RISC-V Instructions
robalni.orgWhat seems to be missing are the hardware optimized and accelerated short and big memcpy/memset.
On x86_64, on modern micro-archs, "rep stos[bwdq]" and "rep movs[bwdq]". I bet that, in modern binaries, memcpy/memset call sites are actually place holders for such instructions (before the memory segment goes back to Read/Executable), registers are rdi,rsi,rdx (rcx would be pushed on the stack or the code generated to account for just rcx availability on the call site).
Also, expect x86_64 -> risc-v port bugs because to: byte->byte word->halfword doubleword->word quadword->doubleword
> On x86_64, on modern micro-archs, "rep stos[bwdq]" and "rep movs[bwdq]". I bet that, in modern binaries, memcpy/memset call sites are actually place holders for such instructions
You'd lose that bet.
An optimised memcpy/memset using normal instructions is typically much faster than "rep movsb" (etc).
It is however a lot of code, so "rep movsb" has its place in low-memory low-performance settings.
> hardware optimized and accelerated short and big memcpy/memset
Classic CISC fallacy: if they made an instruction to do it then it must be the fastest way to do it.
Nope. That wasn't even the intention of the designers of things such as the VAX and 8086. Those complex instructions were provided to let assembly language programmers write code a little more quickly, even if it ran a little more slowly, because according to the 1970's "Software crisis" theory computers were rapidly getting cheaper, but programmers were scarce and expensive, and vast amounts of software needed to be written.
The whole key was to make (assembly language) programmers more productive, and if that made the code slightly inefficient that didn't matter because you could easily buy an extra computer or two, and anyway next year's model will be faster.
"rep stosb" has been optimized since Ivy Bridge CPUs.
> Beginning with processors based on Ivy Bridge microarchitecture, REP string operation using MOVSB and STOSB can provide both flexible and high-performance REP string operations for software in common situations like memory copy and set operations.

**PROBLEMS**
1 – Please copy the stretch of the RISC-V instructions thread from "The whole key" through "will be faster." word for word.
2 – In the RISC-V instructions thread, since which CPUs has "rep stosb" been optimized?

**PROVIDED DATA**
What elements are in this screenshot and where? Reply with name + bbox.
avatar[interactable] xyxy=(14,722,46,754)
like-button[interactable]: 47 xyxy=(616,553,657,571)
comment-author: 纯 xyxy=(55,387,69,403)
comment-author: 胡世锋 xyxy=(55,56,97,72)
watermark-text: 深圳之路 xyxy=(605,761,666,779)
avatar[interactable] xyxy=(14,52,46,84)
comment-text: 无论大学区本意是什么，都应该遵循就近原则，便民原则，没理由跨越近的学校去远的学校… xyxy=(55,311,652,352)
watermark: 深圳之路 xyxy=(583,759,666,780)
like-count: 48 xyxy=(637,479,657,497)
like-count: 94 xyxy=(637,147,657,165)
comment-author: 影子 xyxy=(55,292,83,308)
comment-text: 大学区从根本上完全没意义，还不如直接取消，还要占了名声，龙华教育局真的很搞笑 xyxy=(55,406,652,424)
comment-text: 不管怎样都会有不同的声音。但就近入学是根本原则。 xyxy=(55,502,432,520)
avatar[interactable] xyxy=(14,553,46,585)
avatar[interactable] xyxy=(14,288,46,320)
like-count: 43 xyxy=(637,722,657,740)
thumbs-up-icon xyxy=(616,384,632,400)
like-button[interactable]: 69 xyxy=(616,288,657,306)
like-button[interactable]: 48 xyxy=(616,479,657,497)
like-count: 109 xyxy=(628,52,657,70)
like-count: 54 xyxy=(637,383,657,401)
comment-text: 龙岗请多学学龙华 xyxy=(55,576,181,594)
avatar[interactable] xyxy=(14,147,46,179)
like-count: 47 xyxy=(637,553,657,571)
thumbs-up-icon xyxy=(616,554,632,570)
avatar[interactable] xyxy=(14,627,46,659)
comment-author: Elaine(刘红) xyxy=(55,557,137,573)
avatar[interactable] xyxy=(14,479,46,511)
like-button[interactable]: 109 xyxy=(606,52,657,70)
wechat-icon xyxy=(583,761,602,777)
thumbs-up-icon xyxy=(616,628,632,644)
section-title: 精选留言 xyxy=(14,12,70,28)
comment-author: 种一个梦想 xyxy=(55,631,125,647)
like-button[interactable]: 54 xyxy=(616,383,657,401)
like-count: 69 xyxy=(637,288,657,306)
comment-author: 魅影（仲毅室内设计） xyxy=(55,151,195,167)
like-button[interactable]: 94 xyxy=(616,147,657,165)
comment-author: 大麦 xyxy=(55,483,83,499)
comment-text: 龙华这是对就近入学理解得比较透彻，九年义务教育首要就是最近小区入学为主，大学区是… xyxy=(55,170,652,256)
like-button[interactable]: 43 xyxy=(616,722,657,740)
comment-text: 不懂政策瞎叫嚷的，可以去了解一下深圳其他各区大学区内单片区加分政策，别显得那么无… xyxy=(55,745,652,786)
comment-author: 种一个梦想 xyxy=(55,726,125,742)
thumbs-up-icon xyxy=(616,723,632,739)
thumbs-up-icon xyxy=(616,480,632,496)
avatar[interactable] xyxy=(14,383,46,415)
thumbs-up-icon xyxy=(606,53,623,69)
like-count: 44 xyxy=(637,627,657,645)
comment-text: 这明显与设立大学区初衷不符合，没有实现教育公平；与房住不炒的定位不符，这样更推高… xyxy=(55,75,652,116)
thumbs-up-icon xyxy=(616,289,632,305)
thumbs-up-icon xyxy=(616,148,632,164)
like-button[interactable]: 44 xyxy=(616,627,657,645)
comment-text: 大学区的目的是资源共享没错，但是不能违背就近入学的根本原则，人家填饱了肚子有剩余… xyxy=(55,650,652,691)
==
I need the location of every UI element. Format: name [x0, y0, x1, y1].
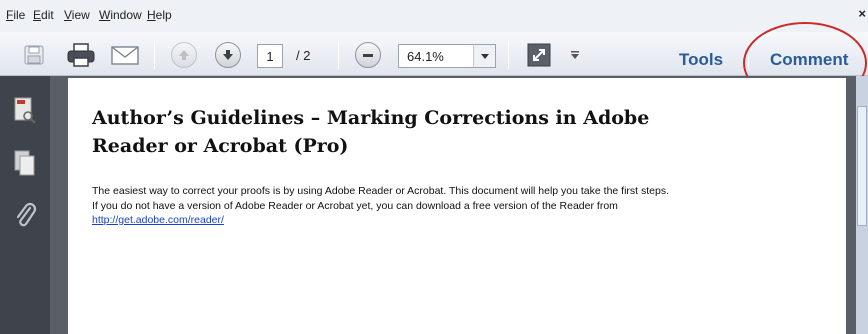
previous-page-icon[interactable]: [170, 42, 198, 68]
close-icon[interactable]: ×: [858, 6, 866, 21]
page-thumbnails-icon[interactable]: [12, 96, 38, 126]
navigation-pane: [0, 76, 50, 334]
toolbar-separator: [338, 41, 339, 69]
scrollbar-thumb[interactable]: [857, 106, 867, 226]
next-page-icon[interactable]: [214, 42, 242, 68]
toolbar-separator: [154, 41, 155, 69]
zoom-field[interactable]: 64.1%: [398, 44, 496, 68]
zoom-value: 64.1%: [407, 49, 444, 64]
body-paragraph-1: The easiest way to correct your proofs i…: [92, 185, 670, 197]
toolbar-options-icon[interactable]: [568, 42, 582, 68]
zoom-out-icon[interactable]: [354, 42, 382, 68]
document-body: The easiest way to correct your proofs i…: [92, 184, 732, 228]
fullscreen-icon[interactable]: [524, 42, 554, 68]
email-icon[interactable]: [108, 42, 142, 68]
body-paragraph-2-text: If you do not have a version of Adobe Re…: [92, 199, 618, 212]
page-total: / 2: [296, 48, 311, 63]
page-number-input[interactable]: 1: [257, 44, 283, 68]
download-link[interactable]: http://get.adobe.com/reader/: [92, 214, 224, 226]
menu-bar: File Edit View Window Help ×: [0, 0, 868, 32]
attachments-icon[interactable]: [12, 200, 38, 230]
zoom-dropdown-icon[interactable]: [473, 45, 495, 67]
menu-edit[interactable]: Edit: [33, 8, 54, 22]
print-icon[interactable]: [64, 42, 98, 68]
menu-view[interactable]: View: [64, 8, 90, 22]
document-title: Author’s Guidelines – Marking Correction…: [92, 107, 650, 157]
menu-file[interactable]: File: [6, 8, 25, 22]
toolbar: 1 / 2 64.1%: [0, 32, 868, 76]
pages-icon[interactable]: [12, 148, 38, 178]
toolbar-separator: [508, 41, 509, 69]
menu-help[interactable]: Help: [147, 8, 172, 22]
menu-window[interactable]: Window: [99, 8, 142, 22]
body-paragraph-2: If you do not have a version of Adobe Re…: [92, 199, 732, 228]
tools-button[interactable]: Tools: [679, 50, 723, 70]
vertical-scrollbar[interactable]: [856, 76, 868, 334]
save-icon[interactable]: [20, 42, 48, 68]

**TASK RESPONSES**
1 –
The whole key was to make (assembly language) programmers more productive, and if that made the code slightly inefficient that didn't matter because you could easily buy an extra computer or two, and anyway next year's model will be faster.

2 – Ivy Bridge CPUs.